:: GIVEN EXERCISE ::
Compile every line that includes the word "topic".

:: RECORDS FOR THIS TASK ::
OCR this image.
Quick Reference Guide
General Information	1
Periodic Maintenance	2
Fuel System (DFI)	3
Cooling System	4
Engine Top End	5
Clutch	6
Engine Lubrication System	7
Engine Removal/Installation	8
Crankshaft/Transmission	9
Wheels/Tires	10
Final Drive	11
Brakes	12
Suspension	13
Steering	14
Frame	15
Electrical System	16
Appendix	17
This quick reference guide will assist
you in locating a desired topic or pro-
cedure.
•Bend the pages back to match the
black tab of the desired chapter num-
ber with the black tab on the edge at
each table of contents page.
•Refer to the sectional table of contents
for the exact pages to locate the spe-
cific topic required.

:: RESULT BELOW ::
you in locating a desired topic or pro-
cific topic required.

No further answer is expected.